#### Task statement
Write out all entries word for word.

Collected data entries
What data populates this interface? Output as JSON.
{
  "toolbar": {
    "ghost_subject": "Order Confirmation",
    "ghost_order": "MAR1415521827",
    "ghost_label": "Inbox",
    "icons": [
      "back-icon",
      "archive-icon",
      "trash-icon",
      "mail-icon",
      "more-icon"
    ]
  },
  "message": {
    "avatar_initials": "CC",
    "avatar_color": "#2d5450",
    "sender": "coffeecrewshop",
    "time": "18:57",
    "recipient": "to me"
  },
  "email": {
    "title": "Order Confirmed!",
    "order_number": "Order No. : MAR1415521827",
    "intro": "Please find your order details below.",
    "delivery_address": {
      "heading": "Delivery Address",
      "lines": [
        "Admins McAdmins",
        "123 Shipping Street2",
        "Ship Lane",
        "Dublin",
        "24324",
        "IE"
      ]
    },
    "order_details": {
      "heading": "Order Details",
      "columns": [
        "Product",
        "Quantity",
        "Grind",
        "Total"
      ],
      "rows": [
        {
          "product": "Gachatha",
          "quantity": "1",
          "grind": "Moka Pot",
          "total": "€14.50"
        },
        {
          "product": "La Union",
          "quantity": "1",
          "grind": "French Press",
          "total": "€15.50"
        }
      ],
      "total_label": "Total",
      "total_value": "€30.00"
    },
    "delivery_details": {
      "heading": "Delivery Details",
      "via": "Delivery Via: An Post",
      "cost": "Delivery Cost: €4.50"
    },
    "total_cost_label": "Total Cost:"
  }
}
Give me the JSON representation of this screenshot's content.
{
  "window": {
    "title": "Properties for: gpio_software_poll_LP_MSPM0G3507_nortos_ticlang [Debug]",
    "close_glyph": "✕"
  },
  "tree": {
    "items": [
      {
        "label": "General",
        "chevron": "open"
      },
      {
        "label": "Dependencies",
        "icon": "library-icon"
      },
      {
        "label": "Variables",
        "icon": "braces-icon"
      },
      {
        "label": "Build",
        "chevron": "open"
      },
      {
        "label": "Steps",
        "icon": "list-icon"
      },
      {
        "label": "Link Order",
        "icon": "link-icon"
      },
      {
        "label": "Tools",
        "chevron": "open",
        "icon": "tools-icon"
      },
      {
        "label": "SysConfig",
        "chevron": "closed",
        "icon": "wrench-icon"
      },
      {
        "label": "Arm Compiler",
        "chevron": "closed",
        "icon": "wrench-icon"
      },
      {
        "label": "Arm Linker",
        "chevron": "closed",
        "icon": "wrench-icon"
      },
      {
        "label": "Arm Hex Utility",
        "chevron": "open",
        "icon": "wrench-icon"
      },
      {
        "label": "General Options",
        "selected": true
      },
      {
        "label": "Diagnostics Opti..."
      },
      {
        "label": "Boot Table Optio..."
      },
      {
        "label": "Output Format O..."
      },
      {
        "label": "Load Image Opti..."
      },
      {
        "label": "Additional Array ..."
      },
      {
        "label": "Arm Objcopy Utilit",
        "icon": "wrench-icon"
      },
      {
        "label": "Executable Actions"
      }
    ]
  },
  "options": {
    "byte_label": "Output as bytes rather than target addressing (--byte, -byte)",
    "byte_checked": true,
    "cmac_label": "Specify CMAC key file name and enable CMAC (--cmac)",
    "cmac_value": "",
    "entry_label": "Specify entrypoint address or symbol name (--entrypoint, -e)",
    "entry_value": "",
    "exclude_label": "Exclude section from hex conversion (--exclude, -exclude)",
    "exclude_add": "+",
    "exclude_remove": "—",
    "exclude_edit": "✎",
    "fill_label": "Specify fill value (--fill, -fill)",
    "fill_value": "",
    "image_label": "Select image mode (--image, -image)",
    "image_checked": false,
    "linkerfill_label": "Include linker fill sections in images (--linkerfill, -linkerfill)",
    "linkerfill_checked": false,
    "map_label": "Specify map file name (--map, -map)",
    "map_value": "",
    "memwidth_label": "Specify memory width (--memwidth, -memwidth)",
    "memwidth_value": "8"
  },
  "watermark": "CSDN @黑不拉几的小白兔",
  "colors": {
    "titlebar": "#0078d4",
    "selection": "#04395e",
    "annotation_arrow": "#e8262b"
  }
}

#### Finished task
What data populates this interface? Output as JSON.
{
  "toolbar": {
    "ghost_subject": "Order Confirmation",
    "ghost_order": "MAR1415521827",
    "ghost_label": "Inbox",
    "icons": [
      "back-icon",
      "archive-icon",
      "trash-icon",
      "mail-icon",
      "more-icon"
    ]
  },
  "message": {
    "avatar_initials": "CC",
    "avatar_color": "#2d5450",
    "sender": "coffeecrewshop",
    "time": "18:57",
    "recipient": "to me"
  },
  "email": {
    "title": "Order Confirmed!",
    "order_number": "Order No. : MAR1415521827",
    "intro": "Please find your order details below.",
    "delivery_address": {
      "heading": "Delivery Address",
      "lines": [
        "Admins McAdmins",
        "123 Shipping Street2",
        "Ship Lane",
        "Dublin",
        "24324",
        "IE"
      ]
    },
    "order_details": {
      "heading": "Order Details",
      "columns": [
        "Product",
        "Quantity",
        "Grind",
        "Total"
      ],
      "rows": [
        {
          "product": "Gachatha",
          "quantity": "1",
          "grind": "Moka Pot",
          "total": "€14.50"
        },
        {
          "product": "La Union",
          "quantity": "1",
          "grind": "French Press",
          "total": "€15.50"
        }
      ],
      "total_label": "Total",
      "total_value": "€30.00"
    },
    "delivery_details": {
      "heading": "Delivery Details",
      "via": "Delivery Via: An Post",
      "cost": "Delivery Cost: €4.50"
    },
    "total_cost_label": "Total Cost:"
  }
}
Give me the JSON representation of this screenshot's content.
{
  "window": {
    "title": "Properties for: gpio_software_poll_LP_MSPM0G3507_nortos_ticlang [Debug]",
    "close_glyph": "✕"
  },
  "tree": {
    "items": [
      {
        "label": "General",
        "chevron": "open"
      },
      {
        "label": "Dependencies",
        "icon": "library-icon"
      },
      {
        "label": "Variables",
        "icon": "braces-icon"
      },
      {
        "label": "Build",
        "chevron": "open"
      },
      {
        "label": "Steps",
        "icon": "list-icon"
      },
      {
        "label": "Link Order",
        "icon": "link-icon"
      },
      {
        "label": "Tools",
        "chevron": "open",
        "icon": "tools-icon"
      },
      {
        "label": "SysConfig",
        "chevron": "closed",
        "icon": "wrench-icon"
      },
      {
        "label": "Arm Compiler",
        "chevron": "closed",
        "icon": "wrench-icon"
      },
      {
        "label": "Arm Linker",
        "chevron": "closed",
        "icon": "wrench-icon"
      },
      {
        "label": "Arm Hex Utility",
        "chevron": "open",
        "icon": "wrench-icon"
      },
      {
        "label": "General Options",
        "selected": true
      },
      {
        "label": "Diagnostics Opti..."
      },
      {
        "label": "Boot Table Optio..."
      },
      {
        "label": "Output Format O..."
      },
      {
        "label": "Load Image Opti..."
      },
      {
        "label": "Additional Array ..."
      },
      {
        "label": "Arm Objcopy Utilit",
        "icon": "wrench-icon"
      },
      {
        "label": "Executable Actions"
      }
    ]
  },
  "options": {
    "byte_label": "Output as bytes rather than target addressing (--byte, -byte)",
    "byte_checked": true,
    "cmac_label": "Specify CMAC key file name and enable CMAC (--cmac)",
    "cmac_value": "",
    "entry_label": "Specify entrypoint address or symbol name (--entrypoint, -e)",
    "entry_value": "",
    "exclude_label": "Exclude section from hex conversion (--exclude, -exclude)",
    "exclude_add": "+",
    "exclude_remove": "—",
    "exclude_edit": "✎",
    "fill_label": "Specify fill value (--fill, -fill)",
    "fill_value": "",
    "image_label": "Select image mode (--image, -image)",
    "image_checked": false,
    "linkerfill_label": "Include linker fill sections in images (--linkerfill, -linkerfill)",
    "linkerfill_checked": false,
    "map_label": "Specify map file name (--map, -map)",
    "map_value": "",
    "memwidth_label": "Specify memory width (--memwidth, -memwidth)",
    "memwidth_value": "8"
  },
  "watermark": "CSDN @黑不拉几的小白兔",
  "colors": {
    "titlebar": "#0078d4",
    "selection": "#04395e",
    "annotation_arrow": "#e8262b"
  }
}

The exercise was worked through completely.